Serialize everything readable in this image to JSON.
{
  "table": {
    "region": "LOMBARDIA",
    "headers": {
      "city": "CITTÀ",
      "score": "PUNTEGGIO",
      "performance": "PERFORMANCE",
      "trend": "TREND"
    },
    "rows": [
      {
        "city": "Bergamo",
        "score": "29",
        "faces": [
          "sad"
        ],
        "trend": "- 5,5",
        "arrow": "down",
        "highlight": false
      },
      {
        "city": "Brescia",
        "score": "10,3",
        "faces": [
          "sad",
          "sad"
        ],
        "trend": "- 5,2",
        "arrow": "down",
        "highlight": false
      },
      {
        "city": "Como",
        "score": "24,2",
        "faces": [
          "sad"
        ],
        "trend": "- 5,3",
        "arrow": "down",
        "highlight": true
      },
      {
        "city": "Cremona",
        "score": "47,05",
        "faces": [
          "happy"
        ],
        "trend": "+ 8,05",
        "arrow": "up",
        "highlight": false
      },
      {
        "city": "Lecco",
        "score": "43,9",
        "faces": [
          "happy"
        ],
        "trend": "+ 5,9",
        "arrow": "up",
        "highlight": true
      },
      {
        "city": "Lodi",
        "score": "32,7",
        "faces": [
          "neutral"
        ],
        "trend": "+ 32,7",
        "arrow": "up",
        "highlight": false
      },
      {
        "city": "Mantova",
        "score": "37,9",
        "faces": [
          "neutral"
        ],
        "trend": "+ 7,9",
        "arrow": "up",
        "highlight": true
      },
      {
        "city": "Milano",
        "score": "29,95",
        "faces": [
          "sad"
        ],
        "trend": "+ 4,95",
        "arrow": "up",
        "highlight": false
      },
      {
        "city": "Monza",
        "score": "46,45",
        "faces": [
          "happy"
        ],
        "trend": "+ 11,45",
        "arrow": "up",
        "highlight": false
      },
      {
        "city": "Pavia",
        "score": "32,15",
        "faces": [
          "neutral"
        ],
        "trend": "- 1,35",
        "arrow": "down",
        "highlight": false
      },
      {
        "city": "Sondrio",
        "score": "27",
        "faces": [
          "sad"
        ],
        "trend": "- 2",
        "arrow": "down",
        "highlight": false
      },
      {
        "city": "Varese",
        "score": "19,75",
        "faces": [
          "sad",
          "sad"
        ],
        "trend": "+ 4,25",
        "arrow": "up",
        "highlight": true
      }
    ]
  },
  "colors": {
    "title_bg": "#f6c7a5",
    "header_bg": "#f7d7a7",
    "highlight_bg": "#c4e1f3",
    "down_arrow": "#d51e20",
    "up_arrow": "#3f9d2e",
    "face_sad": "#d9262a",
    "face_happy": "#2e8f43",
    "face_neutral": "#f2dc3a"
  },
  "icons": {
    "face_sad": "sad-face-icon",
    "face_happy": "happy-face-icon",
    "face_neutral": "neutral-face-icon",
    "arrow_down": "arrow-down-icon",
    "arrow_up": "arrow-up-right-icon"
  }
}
※ ※ ※
- _Short task_
Copy out every line of the data above, exactly as given.

- _Answer to the exercise_
Serialize everything readable in this image to JSON.
{
  "table": {
    "region": "LOMBARDIA",
    "headers": {
      "city": "CITTÀ",
      "score": "PUNTEGGIO",
      "performance": "PERFORMANCE",
      "trend": "TREND"
    },
    "rows": [
      {
        "city": "Bergamo",
        "score": "29",
        "faces": [
          "sad"
        ],
        "trend": "- 5,5",
        "arrow": "down",
        "highlight": false
      },
      {
        "city": "Brescia",
        "score": "10,3",
        "faces": [
          "sad",
          "sad"
        ],
        "trend": "- 5,2",
        "arrow": "down",
        "highlight": false
      },
      {
        "city": "Como",
        "score": "24,2",
        "faces": [
          "sad"
        ],
        "trend": "- 5,3",
        "arrow": "down",
        "highlight": true
      },
      {
        "city": "Cremona",
        "score": "47,05",
        "faces": [
          "happy"
        ],
        "trend": "+ 8,05",
        "arrow": "up",
        "highlight": false
      },
      {
        "city": "Lecco",
        "score": "43,9",
        "faces": [
          "happy"
        ],
        "trend": "+ 5,9",
        "arrow": "up",
        "highlight": true
      },
      {
        "city": "Lodi",
        "score": "32,7",
        "faces": [
          "neutral"
        ],
        "trend": "+ 32,7",
        "arrow": "up",
        "highlight": false
      },
      {
        "city": "Mantova",
        "score": "37,9",
        "faces": [
          "neutral"
        ],
        "trend": "+ 7,9",
        "arrow": "up",
        "highlight": true
      },
      {
        "city": "Milano",
        "score": "29,95",
        "faces": [
          "sad"
        ],
        "trend": "+ 4,95",
        "arrow": "up",
        "highlight": false
      },
      {
        "city": "Monza",
        "score": "46,45",
        "faces": [
          "happy"
        ],
        "trend": "+ 11,45",
        "arrow": "up",
        "highlight": false
      },
      {
        "city": "Pavia",
        "score": "32,15",
        "faces": [
          "neutral"
        ],
        "trend": "- 1,35",
        "arrow": "down",
        "highlight": false
      },
      {
        "city": "Sondrio",
        "score": "27",
        "faces": [
          "sad"
        ],
        "trend": "- 2",
        "arrow": "down",
        "highlight": false
      },
      {
        "city": "Varese",
        "score": "19,75",
        "faces": [
          "sad",
          "sad"
        ],
        "trend": "+ 4,25",
        "arrow": "up",
        "highlight": true
      }
    ]
  },
  "colors": {
    "title_bg": "#f6c7a5",
    "header_bg": "#f7d7a7",
    "highlight_bg": "#c4e1f3",
    "down_arrow": "#d51e20",
    "up_arrow": "#3f9d2e",
    "face_sad": "#d9262a",
    "face_happy": "#2e8f43",
    "face_neutral": "#f2dc3a"
  },
  "icons": {
    "face_sad": "sad-face-icon",
    "face_happy": "happy-face-icon",
    "face_neutral": "neutral-face-icon",
    "arrow_down": "arrow-down-icon",
    "arrow_up": "arrow-up-right-icon"
  }
}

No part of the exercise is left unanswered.